#### GOAL
Exact reproduction is required for all entries.

━━ DATA PROVIDED

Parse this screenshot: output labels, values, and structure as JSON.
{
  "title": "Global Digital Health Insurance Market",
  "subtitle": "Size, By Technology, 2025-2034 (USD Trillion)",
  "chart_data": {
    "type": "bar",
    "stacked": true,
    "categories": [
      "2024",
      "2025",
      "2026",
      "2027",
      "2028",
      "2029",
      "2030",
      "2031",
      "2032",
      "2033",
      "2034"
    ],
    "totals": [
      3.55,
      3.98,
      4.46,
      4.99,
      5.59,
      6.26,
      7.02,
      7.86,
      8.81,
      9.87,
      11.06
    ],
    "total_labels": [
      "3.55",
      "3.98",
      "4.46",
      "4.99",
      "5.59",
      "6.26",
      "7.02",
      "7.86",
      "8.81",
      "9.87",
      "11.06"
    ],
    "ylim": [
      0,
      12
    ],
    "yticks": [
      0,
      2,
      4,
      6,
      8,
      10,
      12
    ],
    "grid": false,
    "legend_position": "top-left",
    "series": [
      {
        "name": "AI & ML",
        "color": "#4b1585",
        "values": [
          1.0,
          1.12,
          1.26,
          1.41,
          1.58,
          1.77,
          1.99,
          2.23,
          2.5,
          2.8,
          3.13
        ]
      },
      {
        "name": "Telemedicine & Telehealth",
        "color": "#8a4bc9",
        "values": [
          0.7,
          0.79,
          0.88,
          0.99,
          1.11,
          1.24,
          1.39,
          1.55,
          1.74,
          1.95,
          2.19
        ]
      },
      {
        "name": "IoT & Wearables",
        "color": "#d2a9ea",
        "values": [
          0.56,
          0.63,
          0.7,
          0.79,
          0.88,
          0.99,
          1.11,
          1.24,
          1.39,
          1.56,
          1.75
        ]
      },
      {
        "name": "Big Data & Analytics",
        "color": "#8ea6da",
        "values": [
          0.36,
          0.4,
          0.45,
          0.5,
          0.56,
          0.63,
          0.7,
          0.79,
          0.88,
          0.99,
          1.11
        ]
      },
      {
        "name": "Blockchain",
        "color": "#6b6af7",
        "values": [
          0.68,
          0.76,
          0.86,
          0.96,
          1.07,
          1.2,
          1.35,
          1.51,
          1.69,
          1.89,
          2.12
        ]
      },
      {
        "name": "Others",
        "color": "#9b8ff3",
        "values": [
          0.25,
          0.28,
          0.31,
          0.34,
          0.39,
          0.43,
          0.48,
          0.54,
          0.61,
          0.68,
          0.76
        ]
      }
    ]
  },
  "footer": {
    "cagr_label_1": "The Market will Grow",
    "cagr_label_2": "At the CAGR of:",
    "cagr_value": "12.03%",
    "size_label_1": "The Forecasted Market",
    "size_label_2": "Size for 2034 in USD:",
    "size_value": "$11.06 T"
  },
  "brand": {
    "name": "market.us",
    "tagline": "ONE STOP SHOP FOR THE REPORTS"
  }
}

━━━━

#### COMPLETE RESPONSE
Parse this screenshot: output labels, values, and structure as JSON.
{
  "title": "Global Digital Health Insurance Market",
  "subtitle": "Size, By Technology, 2025-2034 (USD Trillion)",
  "chart_data": {
    "type": "bar",
    "stacked": true,
    "categories": [
      "2024",
      "2025",
      "2026",
      "2027",
      "2028",
      "2029",
      "2030",
      "2031",
      "2032",
      "2033",
      "2034"
    ],
    "totals": [
      3.55,
      3.98,
      4.46,
      4.99,
      5.59,
      6.26,
      7.02,
      7.86,
      8.81,
      9.87,
      11.06
    ],
    "total_labels": [
      "3.55",
      "3.98",
      "4.46",
      "4.99",
      "5.59",
      "6.26",
      "7.02",
      "7.86",
      "8.81",
      "9.87",
      "11.06"
    ],
    "ylim": [
      0,
      12
    ],
    "yticks": [
      0,
      2,
      4,
      6,
      8,
      10,
      12
    ],
    "grid": false,
    "legend_position": "top-left",
    "series": [
      {
        "name": "AI & ML",
        "color": "#4b1585",
        "values": [
          1.0,
          1.12,
          1.26,
          1.41,
          1.58,
          1.77,
          1.99,
          2.23,
          2.5,
          2.8,
          3.13
        ]
      },
      {
        "name": "Telemedicine & Telehealth",
        "color": "#8a4bc9",
        "values": [
          0.7,
          0.79,
          0.88,
          0.99,
          1.11,
          1.24,
          1.39,
          1.55,
          1.74,
          1.95,
          2.19
        ]
      },
      {
        "name": "IoT & Wearables",
        "color": "#d2a9ea",
        "values": [
          0.56,
          0.63,
          0.7,
          0.79,
          0.88,
          0.99,
          1.11,
          1.24,
          1.39,
          1.56,
          1.75
        ]
      },
      {
        "name": "Big Data & Analytics",
        "color": "#8ea6da",
        "values": [
          0.36,
          0.4,
          0.45,
          0.5,
          0.56,
          0.63,
          0.7,
          0.79,
          0.88,
          0.99,
          1.11
        ]
      },
      {
        "name": "Blockchain",
        "color": "#6b6af7",
        "values": [
          0.68,
          0.76,
          0.86,
          0.96,
          1.07,
          1.2,
          1.35,
          1.51,
          1.69,
          1.89,
          2.12
        ]
      },
      {
        "name": "Others",
        "color": "#9b8ff3",
        "values": [
          0.25,
          0.28,
          0.31,
          0.34,
          0.39,
          0.43,
          0.48,
          0.54,
          0.61,
          0.68,
          0.76
        ]
      }
    ]
  },
  "footer": {
    "cagr_label_1": "The Market will Grow",
    "cagr_label_2": "At the CAGR of:",
    "cagr_value": "12.03%",
    "size_label_1": "The Forecasted Market",
    "size_label_2": "Size for 2034 in USD:",
    "size_value": "$11.06 T"
  },
  "brand": {
    "name": "market.us",
    "tagline": "ONE STOP SHOP FOR THE REPORTS"
  }
}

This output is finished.